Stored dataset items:
┄┄┄┄┄┄┄┄┄┄┄┄┄┄┄┄┄┄┄┄
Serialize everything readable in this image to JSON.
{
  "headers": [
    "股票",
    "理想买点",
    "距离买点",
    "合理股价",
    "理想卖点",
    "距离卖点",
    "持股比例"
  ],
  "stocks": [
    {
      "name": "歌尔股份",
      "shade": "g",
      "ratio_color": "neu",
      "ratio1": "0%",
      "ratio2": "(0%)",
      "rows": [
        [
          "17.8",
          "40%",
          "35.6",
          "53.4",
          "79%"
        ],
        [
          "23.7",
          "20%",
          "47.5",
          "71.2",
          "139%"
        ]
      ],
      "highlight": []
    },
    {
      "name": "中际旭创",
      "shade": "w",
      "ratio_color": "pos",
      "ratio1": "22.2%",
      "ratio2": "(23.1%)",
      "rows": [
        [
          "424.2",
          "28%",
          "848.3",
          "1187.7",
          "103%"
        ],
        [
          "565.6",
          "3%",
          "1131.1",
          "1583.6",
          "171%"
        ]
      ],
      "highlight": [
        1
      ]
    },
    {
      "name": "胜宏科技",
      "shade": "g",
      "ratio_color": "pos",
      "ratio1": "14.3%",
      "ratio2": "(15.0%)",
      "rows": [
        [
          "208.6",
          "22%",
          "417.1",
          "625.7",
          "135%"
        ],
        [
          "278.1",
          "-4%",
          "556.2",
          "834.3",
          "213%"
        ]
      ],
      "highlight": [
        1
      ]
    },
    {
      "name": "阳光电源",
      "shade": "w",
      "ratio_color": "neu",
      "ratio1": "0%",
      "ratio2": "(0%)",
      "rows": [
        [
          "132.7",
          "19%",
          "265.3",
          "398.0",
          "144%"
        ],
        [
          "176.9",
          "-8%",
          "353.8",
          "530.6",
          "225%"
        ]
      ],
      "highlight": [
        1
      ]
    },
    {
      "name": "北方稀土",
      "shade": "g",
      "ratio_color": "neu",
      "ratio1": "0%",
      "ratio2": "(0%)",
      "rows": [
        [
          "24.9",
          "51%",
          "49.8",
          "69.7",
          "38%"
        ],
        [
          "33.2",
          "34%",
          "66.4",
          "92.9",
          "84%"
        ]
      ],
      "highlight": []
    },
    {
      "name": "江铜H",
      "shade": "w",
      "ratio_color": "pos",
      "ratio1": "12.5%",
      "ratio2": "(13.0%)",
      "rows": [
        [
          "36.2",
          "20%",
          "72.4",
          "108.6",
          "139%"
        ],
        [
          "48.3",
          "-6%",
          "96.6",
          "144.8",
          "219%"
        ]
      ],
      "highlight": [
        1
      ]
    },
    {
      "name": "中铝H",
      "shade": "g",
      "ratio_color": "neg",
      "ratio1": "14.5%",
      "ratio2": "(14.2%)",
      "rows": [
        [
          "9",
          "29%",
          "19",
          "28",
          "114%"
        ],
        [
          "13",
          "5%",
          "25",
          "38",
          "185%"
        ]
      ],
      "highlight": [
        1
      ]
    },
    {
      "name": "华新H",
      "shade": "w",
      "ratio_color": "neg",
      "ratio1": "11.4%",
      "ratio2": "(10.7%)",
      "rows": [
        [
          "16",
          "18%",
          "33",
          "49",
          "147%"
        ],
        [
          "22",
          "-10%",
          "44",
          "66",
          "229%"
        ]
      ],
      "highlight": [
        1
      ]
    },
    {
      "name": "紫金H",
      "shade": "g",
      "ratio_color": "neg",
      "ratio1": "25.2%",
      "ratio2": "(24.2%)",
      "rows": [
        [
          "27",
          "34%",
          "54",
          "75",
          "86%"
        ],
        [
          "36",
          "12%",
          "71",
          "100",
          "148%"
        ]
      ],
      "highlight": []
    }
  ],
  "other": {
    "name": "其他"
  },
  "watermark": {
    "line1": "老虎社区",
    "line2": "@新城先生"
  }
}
┄┄┄┄┄┄┄┄┄┄┄┄┄┄┄┄┄┄┄┄
→ WHAT THE TASK REQUIRES: Write out every entry again exactly, please, with nothing missing.

→ TASK ANSWER:
Serialize everything readable in this image to JSON.
{
  "headers": [
    "股票",
    "理想买点",
    "距离买点",
    "合理股价",
    "理想卖点",
    "距离卖点",
    "持股比例"
  ],
  "stocks": [
    {
      "name": "歌尔股份",
      "shade": "g",
      "ratio_color": "neu",
      "ratio1": "0%",
      "ratio2": "(0%)",
      "rows": [
        [
          "17.8",
          "40%",
          "35.6",
          "53.4",
          "79%"
        ],
        [
          "23.7",
          "20%",
          "47.5",
          "71.2",
          "139%"
        ]
      ],
      "highlight": []
    },
    {
      "name": "中际旭创",
      "shade": "w",
      "ratio_color": "pos",
      "ratio1": "22.2%",
      "ratio2": "(23.1%)",
      "rows": [
        [
          "424.2",
          "28%",
          "848.3",
          "1187.7",
          "103%"
        ],
        [
          "565.6",
          "3%",
          "1131.1",
          "1583.6",
          "171%"
        ]
      ],
      "highlight": [
        1
      ]
    },
    {
      "name": "胜宏科技",
      "shade": "g",
      "ratio_color": "pos",
      "ratio1": "14.3%",
      "ratio2": "(15.0%)",
      "rows": [
        [
          "208.6",
          "22%",
          "417.1",
          "625.7",
          "135%"
        ],
        [
          "278.1",
          "-4%",
          "556.2",
          "834.3",
          "213%"
        ]
      ],
      "highlight": [
        1
      ]
    },
    {
      "name": "阳光电源",
      "shade": "w",
      "ratio_color": "neu",
      "ratio1": "0%",
      "ratio2": "(0%)",
      "rows": [
        [
          "132.7",
          "19%",
          "265.3",
          "398.0",
          "144%"
        ],
        [
          "176.9",
          "-8%",
          "353.8",
          "530.6",
          "225%"
        ]
      ],
      "highlight": [
        1
      ]
    },
    {
      "name": "北方稀土",
      "shade": "g",
      "ratio_color": "neu",
      "ratio1": "0%",
      "ratio2": "(0%)",
      "rows": [
        [
          "24.9",
          "51%",
          "49.8",
          "69.7",
          "38%"
        ],
        [
          "33.2",
          "34%",
          "66.4",
          "92.9",
          "84%"
        ]
      ],
      "highlight": []
    },
    {
      "name": "江铜H",
      "shade": "w",
      "ratio_color": "pos",
      "ratio1": "12.5%",
      "ratio2": "(13.0%)",
      "rows": [
        [
          "36.2",
          "20%",
          "72.4",
          "108.6",
          "139%"
        ],
        [
          "48.3",
          "-6%",
          "96.6",
          "144.8",
          "219%"
        ]
      ],
      "highlight": [
        1
      ]
    },
    {
      "name": "中铝H",
      "shade": "g",
      "ratio_color": "neg",
      "ratio1": "14.5%",
      "ratio2": "(14.2%)",
      "rows": [
        [
          "9",
          "29%",
          "19",
          "28",
          "114%"
        ],
        [
          "13",
          "5%",
          "25",
          "38",
          "185%"
        ]
      ],
      "highlight": [
        1
      ]
    },
    {
      "name": "华新H",
      "shade": "w",
      "ratio_color": "neg",
      "ratio1": "11.4%",
      "ratio2": "(10.7%)",
      "rows": [
        [
          "16",
          "18%",
          "33",
          "49",
          "147%"
        ],
        [
          "22",
          "-10%",
          "44",
          "66",
          "229%"
        ]
      ],
      "highlight": [
        1
      ]
    },
    {
      "name": "紫金H",
      "shade": "g",
      "ratio_color": "neg",
      "ratio1": "25.2%",
      "ratio2": "(24.2%)",
      "rows": [
        [
          "27",
          "34%",
          "54",
          "75",
          "86%"
        ],
        [
          "36",
          "12%",
          "71",
          "100",
          "148%"
        ]
      ],
      "highlight": []
    }
  ],
  "other": {
    "name": "其他"
  },
  "watermark": {
    "line1": "老虎社区",
    "line2": "@新城先生"
  }
}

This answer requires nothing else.